** Begin **

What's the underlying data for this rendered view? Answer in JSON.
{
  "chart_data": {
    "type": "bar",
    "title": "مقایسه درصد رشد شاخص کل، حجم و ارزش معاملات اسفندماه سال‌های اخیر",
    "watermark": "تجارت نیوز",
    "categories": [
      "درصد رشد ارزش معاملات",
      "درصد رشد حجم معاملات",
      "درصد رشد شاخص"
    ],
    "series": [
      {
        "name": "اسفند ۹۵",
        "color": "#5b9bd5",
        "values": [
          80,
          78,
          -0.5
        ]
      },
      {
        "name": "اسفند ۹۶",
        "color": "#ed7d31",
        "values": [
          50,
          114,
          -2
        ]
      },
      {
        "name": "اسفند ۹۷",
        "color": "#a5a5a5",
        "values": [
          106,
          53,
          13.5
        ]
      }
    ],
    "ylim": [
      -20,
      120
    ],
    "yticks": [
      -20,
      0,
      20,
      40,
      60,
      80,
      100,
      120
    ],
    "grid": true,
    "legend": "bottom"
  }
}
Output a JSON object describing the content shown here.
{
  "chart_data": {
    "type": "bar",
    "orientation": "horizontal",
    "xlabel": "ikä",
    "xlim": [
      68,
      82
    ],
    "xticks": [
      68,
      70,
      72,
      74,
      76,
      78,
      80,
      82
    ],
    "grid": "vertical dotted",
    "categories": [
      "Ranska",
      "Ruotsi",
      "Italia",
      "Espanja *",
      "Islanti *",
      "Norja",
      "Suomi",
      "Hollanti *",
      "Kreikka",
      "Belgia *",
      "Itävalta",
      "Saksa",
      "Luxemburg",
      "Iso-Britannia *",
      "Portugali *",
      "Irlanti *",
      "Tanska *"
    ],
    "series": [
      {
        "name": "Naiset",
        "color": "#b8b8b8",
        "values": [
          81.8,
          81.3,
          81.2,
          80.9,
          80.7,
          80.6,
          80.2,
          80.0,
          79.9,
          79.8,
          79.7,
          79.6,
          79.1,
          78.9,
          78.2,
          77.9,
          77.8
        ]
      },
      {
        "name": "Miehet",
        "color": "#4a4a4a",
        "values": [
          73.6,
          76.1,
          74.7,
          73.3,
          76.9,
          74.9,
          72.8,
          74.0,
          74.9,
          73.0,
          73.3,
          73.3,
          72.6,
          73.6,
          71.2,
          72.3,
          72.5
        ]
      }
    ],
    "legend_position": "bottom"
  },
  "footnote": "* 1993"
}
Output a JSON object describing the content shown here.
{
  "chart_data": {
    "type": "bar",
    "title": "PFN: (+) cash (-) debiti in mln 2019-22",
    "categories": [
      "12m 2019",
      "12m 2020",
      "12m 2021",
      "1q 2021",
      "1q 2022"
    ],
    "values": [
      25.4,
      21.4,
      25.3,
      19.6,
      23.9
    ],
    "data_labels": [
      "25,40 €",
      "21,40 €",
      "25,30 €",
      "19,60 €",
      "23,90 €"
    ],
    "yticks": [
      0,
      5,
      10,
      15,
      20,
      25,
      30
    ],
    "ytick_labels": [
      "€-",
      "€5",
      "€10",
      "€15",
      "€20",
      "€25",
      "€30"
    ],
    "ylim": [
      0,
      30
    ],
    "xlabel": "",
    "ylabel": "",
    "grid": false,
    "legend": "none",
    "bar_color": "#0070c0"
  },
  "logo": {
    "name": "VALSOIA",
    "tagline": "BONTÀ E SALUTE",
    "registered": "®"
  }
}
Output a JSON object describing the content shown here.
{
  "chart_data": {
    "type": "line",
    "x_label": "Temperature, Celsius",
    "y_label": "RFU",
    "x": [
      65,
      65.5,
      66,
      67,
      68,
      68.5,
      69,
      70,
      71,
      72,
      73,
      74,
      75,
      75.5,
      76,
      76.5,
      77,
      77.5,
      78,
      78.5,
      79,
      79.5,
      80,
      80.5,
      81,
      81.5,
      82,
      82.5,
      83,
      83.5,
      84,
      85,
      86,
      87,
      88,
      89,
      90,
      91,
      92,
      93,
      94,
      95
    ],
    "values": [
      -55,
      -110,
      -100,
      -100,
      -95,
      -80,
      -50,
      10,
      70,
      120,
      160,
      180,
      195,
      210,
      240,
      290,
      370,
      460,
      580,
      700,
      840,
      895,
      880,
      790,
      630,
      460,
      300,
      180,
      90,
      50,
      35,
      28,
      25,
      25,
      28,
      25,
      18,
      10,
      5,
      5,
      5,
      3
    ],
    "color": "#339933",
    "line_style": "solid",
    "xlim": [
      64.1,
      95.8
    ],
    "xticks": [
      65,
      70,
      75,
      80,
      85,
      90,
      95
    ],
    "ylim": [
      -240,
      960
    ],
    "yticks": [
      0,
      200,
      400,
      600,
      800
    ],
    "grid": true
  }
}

** End **

▶ _What the task asks_
Repeat the listing in full, keeping every line exactly as it is.

▶ _Result_
What's the underlying data for this rendered view? Answer in JSON.
{
  "chart_data": {
    "type": "bar",
    "title": "مقایسه درصد رشد شاخص کل، حجم و ارزش معاملات اسفندماه سال‌های اخیر",
    "watermark": "تجارت نیوز",
    "categories": [
      "درصد رشد ارزش معاملات",
      "درصد رشد حجم معاملات",
      "درصد رشد شاخص"
    ],
    "series": [
      {
        "name": "اسفند ۹۵",
        "color": "#5b9bd5",
        "values": [
          80,
          78,
          -0.5
        ]
      },
      {
        "name": "اسفند ۹۶",
        "color": "#ed7d31",
        "values": [
          50,
          114,
          -2
        ]
      },
      {
        "name": "اسفند ۹۷",
        "color": "#a5a5a5",
        "values": [
          106,
          53,
          13.5
        ]
      }
    ],
    "ylim": [
      -20,
      120
    ],
    "yticks": [
      -20,
      0,
      20,
      40,
      60,
      80,
      100,
      120
    ],
    "grid": true,
    "legend": "bottom"
  }
}
Output a JSON object describing the content shown here.
{
  "chart_data": {
    "type": "bar",
    "orientation": "horizontal",
    "xlabel": "ikä",
    "xlim": [
      68,
      82
    ],
    "xticks": [
      68,
      70,
      72,
      74,
      76,
      78,
      80,
      82
    ],
    "grid": "vertical dotted",
    "categories": [
      "Ranska",
      "Ruotsi",
      "Italia",
      "Espanja *",
      "Islanti *",
      "Norja",
      "Suomi",
      "Hollanti *",
      "Kreikka",
      "Belgia *",
      "Itävalta",
      "Saksa",
      "Luxemburg",
      "Iso-Britannia *",
      "Portugali *",
      "Irlanti *",
      "Tanska *"
    ],
    "series": [
      {
        "name": "Naiset",
        "color": "#b8b8b8",
        "values": [
          81.8,
          81.3,
          81.2,
          80.9,
          80.7,
          80.6,
          80.2,
          80.0,
          79.9,
          79.8,
          79.7,
          79.6,
          79.1,
          78.9,
          78.2,
          77.9,
          77.8
        ]
      },
      {
        "name": "Miehet",
        "color": "#4a4a4a",
        "values": [
          73.6,
          76.1,
          74.7,
          73.3,
          76.9,
          74.9,
          72.8,
          74.0,
          74.9,
          73.0,
          73.3,
          73.3,
          72.6,
          73.6,
          71.2,
          72.3,
          72.5
        ]
      }
    ],
    "legend_position": "bottom"
  },
  "footnote": "* 1993"
}
Output a JSON object describing the content shown here.
{
  "chart_data": {
    "type": "bar",
    "title": "PFN: (+) cash (-) debiti in mln 2019-22",
    "categories": [
      "12m 2019",
      "12m 2020",
      "12m 2021",
      "1q 2021",
      "1q 2022"
    ],
    "values": [
      25.4,
      21.4,
      25.3,
      19.6,
      23.9
    ],
    "data_labels": [
      "25,40 €",
      "21,40 €",
      "25,30 €",
      "19,60 €",
      "23,90 €"
    ],
    "yticks": [
      0,
      5,
      10,
      15,
      20,
      25,
      30
    ],
    "ytick_labels": [
      "€-",
      "€5",
      "€10",
      "€15",
      "€20",
      "€25",
      "€30"
    ],
    "ylim": [
      0,
      30
    ],
    "xlabel": "",
    "ylabel": "",
    "grid": false,
    "legend": "none",
    "bar_color": "#0070c0"
  },
  "logo": {
    "name": "VALSOIA",
    "tagline": "BONTÀ E SALUTE",
    "registered": "®"
  }
}
Output a JSON object describing the content shown here.
{
  "chart_data": {
    "type": "line",
    "x_label": "Temperature, Celsius",
    "y_label": "RFU",
    "x": [
      65,
      65.5,
      66,
      67,
      68,
      68.5,
      69,
      70,
      71,
      72,
      73,
      74,
      75,
      75.5,
      76,
      76.5,
      77,
      77.5,
      78,
      78.5,
      79,
      79.5,
      80,
      80.5,
      81,
      81.5,
      82,
      82.5,
      83,
      83.5,
      84,
      85,
      86,
      87,
      88,
      89,
      90,
      91,
      92,
      93,
      94,
      95
    ],
    "values": [
      -55,
      -110,
      -100,
      -100,
      -95,
      -80,
      -50,
      10,
      70,
      120,
      160,
      180,
      195,
      210,
      240,
      290,
      370,
      460,
      580,
      700,
      840,
      895,
      880,
      790,
      630,
      460,
      300,
      180,
      90,
      50,
      35,
      28,
      25,
      25,
      28,
      25,
      18,
      10,
      5,
      5,
      5,
      3
    ],
    "color": "#339933",
    "line_style": "solid",
    "xlim": [
      64.1,
      95.8
    ],
    "xticks": [
      65,
      70,
      75,
      80,
      85,
      90,
      95
    ],
    "ylim": [
      -240,
      960
    ],
    "yticks": [
      0,
      200,
      400,
      600,
      800
    ],
    "grid": true
  }
}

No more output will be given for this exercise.